[Stored items]
|---|
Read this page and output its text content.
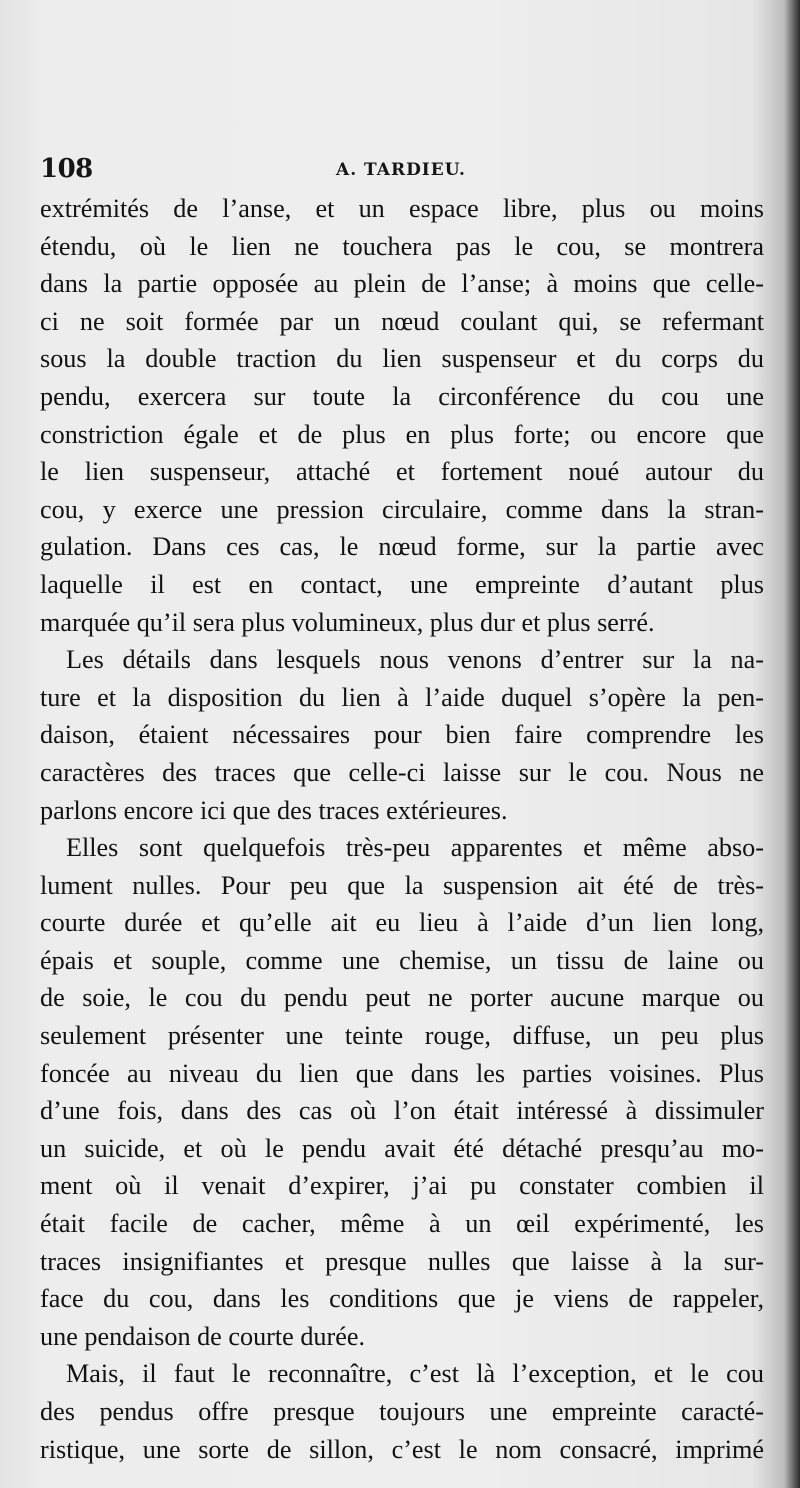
108	A. TARDIEU.
extrémités de l’anse, et un espace libre, plus ou moins
étendu, où le lien ne touchera pas le cou, se montrera
dans la partie opposée au plein de l’anse; à moins que celle-
ci ne soit formée par un nœud coulant qui, se refermant
sous la double traction du lien suspenseur et du corps du
pendu, exercera sur toute la circonférence du cou une
constriction égale et de plus en plus forte; ou encore que
le lien suspenseur, attaché et fortement noué autour du
cou, y exerce une pression circulaire, comme dans la stran-
gulation. Dans ces cas, le nœud forme, sur la partie avec
laquelle il est en contact, une empreinte d’autant plus
marquée qu’il sera plus volumineux, plus dur et plus serré.
Les détails dans lesquels nous venons d’entrer sur la na-
ture et la disposition du lien à l’aide duquel s’opère la pen-
daison, étaient nécessaires pour bien faire comprendre les
caractères des traces que celle-ci laisse sur le cou. Nous ne
parlons encore ici que des traces extérieures.
Elles sont quelquefois très-peu apparentes et même abso-
lument nulles. Pour peu que la suspension ait été de très-
courte durée et qu’elle ait eu lieu à l’aide d’un lien long,
épais et souple, comme une chemise, un tissu de laine ou
de soie, le cou du pendu peut ne porter aucune marque ou
seulement présenter une teinte rouge, diffuse, un peu plus
foncée au niveau du lien que dans les parties voisines. Plus
d’une fois, dans des cas où l’on était intéressé à dissimuler
un suicide, et où le pendu avait été détaché presqu’au mo-
ment où il venait d’expirer, j’ai pu constater combien il
était facile de cacher, même à un œil expérimenté, les
traces insignifiantes et presque nulles que laisse à la sur-
face du cou, dans les conditions que je viens de rappeler,
une pendaison de courte durée.
Mais, il faut le reconnaître, c’est là l’exception, et le cou
des pendus offre presque toujours une empreinte caracté-
ristique, une sorte de sillon, c’est le nom consacré, imprimé
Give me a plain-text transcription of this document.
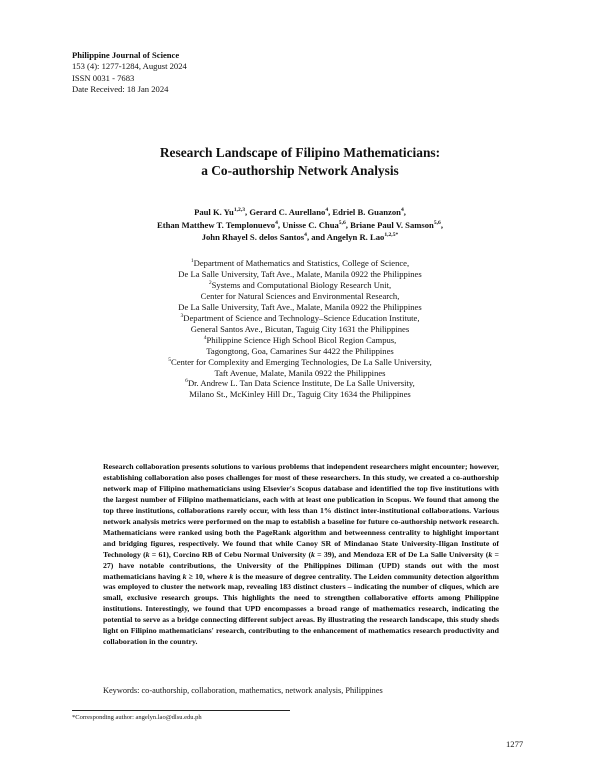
Philippine Journal of Science
153 (4): 1277-1284, August 2024
ISSN 0031 - 7683
Date Received: 18 Jan 2024
Research Landscape of Filipino Mathematicians:
a Co-authorship Network Analysis
Paul K. Yu$^{1,2,3}$, Gerard C. Aurellano$^4$, Edriel B. Guanzon$^4$,
Ethan Matthew T. Templonuevo$^4$, Unisse C. Chua$^{5,6}$, Briane Paul V. Samson$^{5,6}$,
John Rhayel S. delos Santos$^4$, and Angelyn R. Lao$^{1,2,5*}$
$^1$Department of Mathematics and Statistics, College of Science,
De La Salle University, Taft Ave., Malate, Manila 0922 the Philippines
$^2$Systems and Computational Biology Research Unit,
Center for Natural Sciences and Environmental Research,
De La Salle University, Taft Ave., Malate, Manila 0922 the Philippines
$^3$Department of Science and Technology–Science Education Institute,
General Santos Ave., Bicutan, Taguig City 1631 the Philippines
$^4$Philippine Science High School Bicol Region Campus,
Tagongtong, Goa, Camarines Sur 4422 the Philippines
$^5$Center for Complexity and Emerging Technologies, De La Salle University,
Taft Avenue, Malate, Manila 0922 the Philippines
$^6$Dr. Andrew L. Tan Data Science Institute, De La Salle University,
Milano St., McKinley Hill Dr., Taguig City 1634 the Philippines
Research collaboration presents solutions to various problems that independent researchers might encounter; however, establishing collaboration also poses challenges for most of these researchers. In this study, we created a co-authorship network map of Filipino mathematicians using Elsevier's Scopus database and identified the top five institutions with the largest number of Filipino mathematicians, each with at least one publication in Scopus. We found that among the top three institutions, collaborations rarely occur, with less than 1% distinct inter-institutional collaborations. Various network analysis metrics were performed on the map to establish a baseline for future co-authorship network research. Mathematicians were ranked using both the PageRank algorithm and betweenness centrality to highlight important and bridging figures, respectively. We found that while Canoy SR of Mindanao State University-Iligan Institute of Technology (k = 61), Corcino RB of Cebu Normal University (k = 39), and Mendoza ER of De La Salle University (k = 27) have notable contributions, the University of the Philippines Diliman (UPD) stands out with the most mathematicians having k ≥ 10, where k is the measure of degree centrality. The Leiden community detection algorithm was employed to cluster the network map, revealing 183 distinct clusters – indicating the number of cliques, which are small, exclusive research groups. This highlights the need to strengthen collaborative efforts among Philippine institutions. Interestingly, we found that UPD encompasses a broad range of mathematics research, indicating the potential to serve as a bridge connecting different subject areas. By illustrating the research landscape, this study sheds light on Filipino mathematicians' research, contributing to the enhancement of mathematics research productivity and collaboration in the country.
Keywords: co-authorship, collaboration, mathematics, network analysis, Philippines
*Corresponding author: angelyn.lao@dlsu.edu.ph
1277
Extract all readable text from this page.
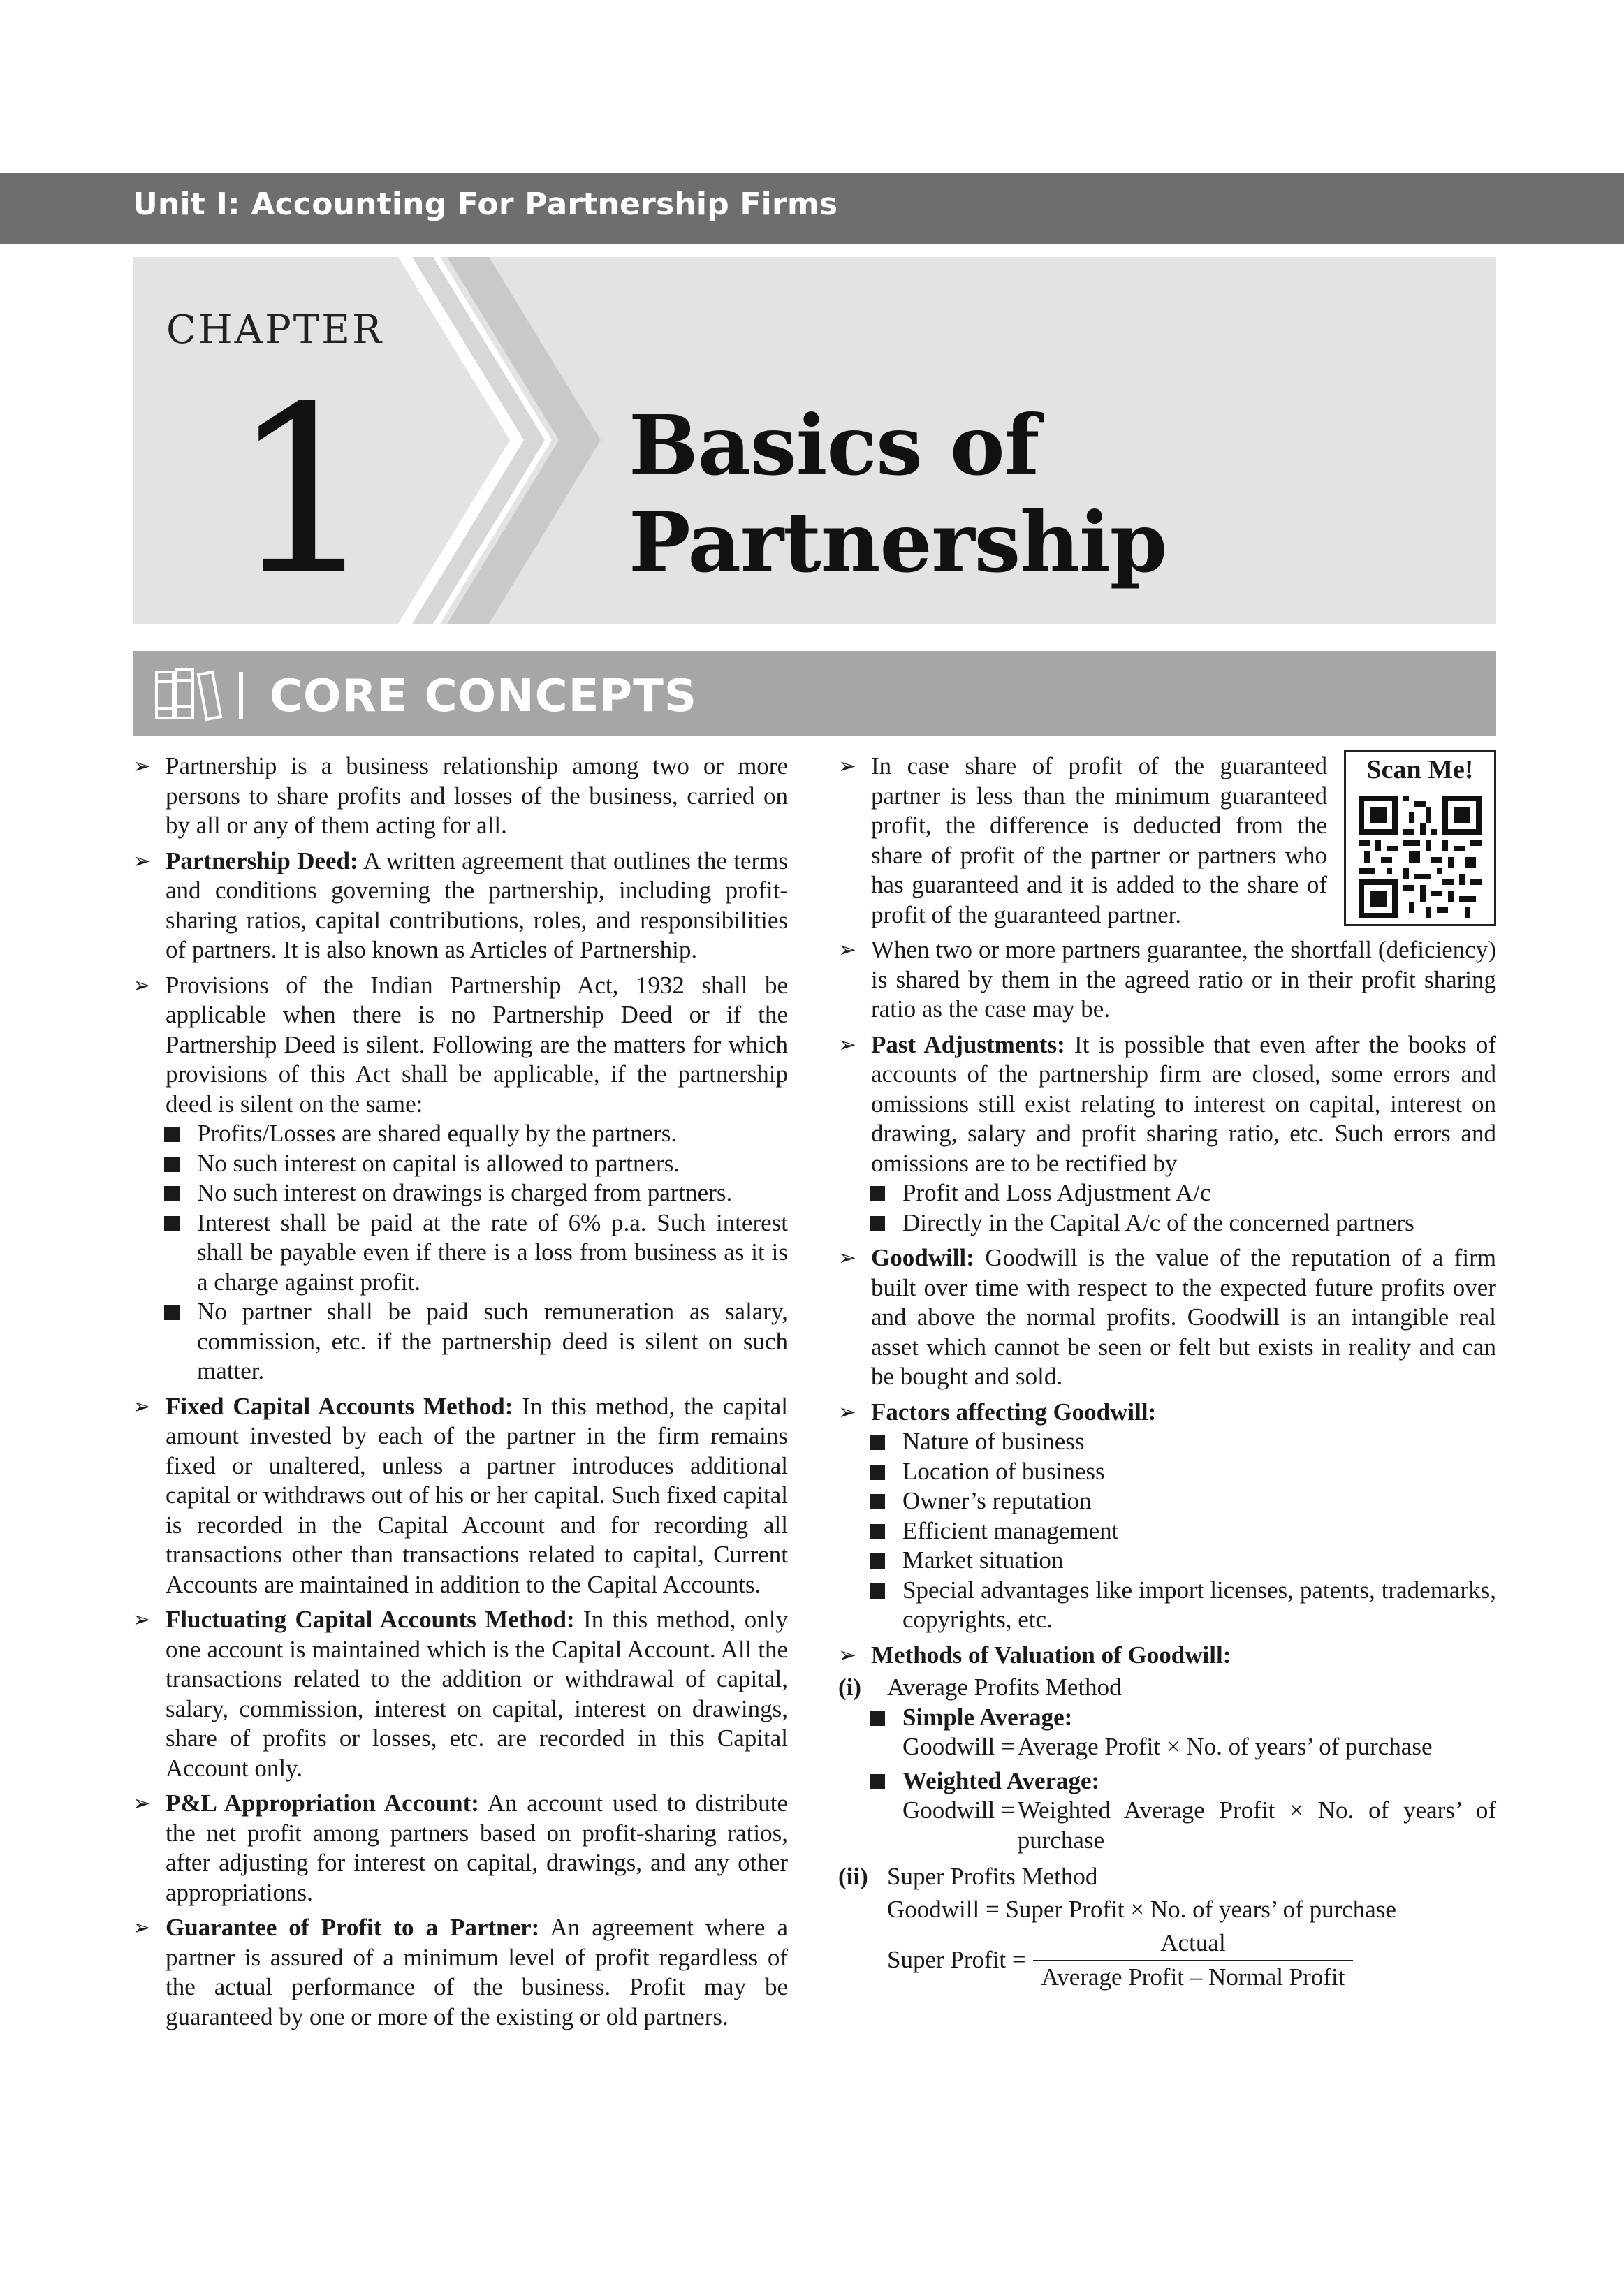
Unit I: Accounting For Partnership Firms
CHAPTER
1	Basics of Partnership
CORE CONCEPTS
➢ Partnership is a business relationship among two or more persons to share profits and losses of the business, carried on by all or any of them acting for all.
➢ Partnership Deed: A written agreement that outlines the terms and conditions governing the partnership, including profit-sharing ratios, capital contributions, roles, and responsibilities of partners. It is also known as Articles of Partnership.
➢ Provisions of the Indian Partnership Act, 1932 shall be applicable when there is no Partnership Deed or if the Partnership Deed is silent. Following are the matters for which provisions of this Act shall be applicable, if the partnership deed is silent on the same:
Profits/Losses are shared equally by the partners.
No such interest on capital is allowed to partners.
No such interest on drawings is charged from partners.
Interest shall be paid at the rate of 6% p.a. Such interest shall be payable even if there is a loss from business as it is a charge against profit.
No partner shall be paid such remuneration as salary, commission, etc. if the partnership deed is silent on such matter.
➢ Fixed Capital Accounts Method: In this method, the capital amount invested by each of the partner in the firm remains fixed or unaltered, unless a partner introduces additional capital or withdraws out of his or her capital. Such fixed capital is recorded in the Capital Account and for recording all transactions other than transactions related to capital, Current Accounts are maintained in addition to the Capital Accounts.
➢ Fluctuating Capital Accounts Method: In this method, only one account is maintained which is the Capital Account. All the transactions related to the addition or withdrawal of capital, salary, commission, interest on capital, interest on drawings, share of profits or losses, etc. are recorded in this Capital Account only.
➢ P&L Appropriation Account: An account used to distribute the net profit among partners based on profit-sharing ratios, after adjusting for interest on capital, drawings, and any other appropriations.
➢ Guarantee of Profit to a Partner: An agreement where a partner is assured of a minimum level of profit regardless of the actual performance of the business. Profit may be guaranteed by one or more of the existing or old partners.
➢	Scan Me!
In case share of profit of the guaranteed partner is less than the minimum guaranteed profit, the difference is deducted from the share of profit of the partner or partners who has guaranteed and it is added to the share of profit of the guaranteed partner.
➢ When two or more partners guarantee, the shortfall (deficiency) is shared by them in the agreed ratio or in their profit sharing ratio as the case may be.
➢ Past Adjustments: It is possible that even after the books of accounts of the partnership firm are closed, some errors and omissions still exist relating to interest on capital, interest on drawing, salary and profit sharing ratio, etc. Such errors and omissions are to be rectified by
Profit and Loss Adjustment A/c
Directly in the Capital A/c of the concerned partners
➢ Goodwill: Goodwill is the value of the reputation of a firm built over time with respect to the expected future profits over and above the normal profits. Goodwill is an intangible real asset which cannot be seen or felt but exists in reality and can be bought and sold.
➢ Factors affecting Goodwill:
Nature of business
Location of business
Owner’s reputation
Efficient management
Market situation
Special advantages like import licenses, patents, trademarks, copyrights, etc.
➢ Methods of Valuation of Goodwill:
(i) Average Profits Method
Simple Average:
Goodwill = Average Profit × No. of years’ of purchase
Weighted Average:
Goodwill = Weighted Average Profit × No. of years’ of purchase
(ii) Super Profits Method
Goodwill = Super Profit × No. of years’ of purchase
Super Profit = $\frac{\text{Actual}}{\text{Average Profit – Normal Profit}}$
|---|
Find how many lines in the listing hold "aide", and reply with that number only.

2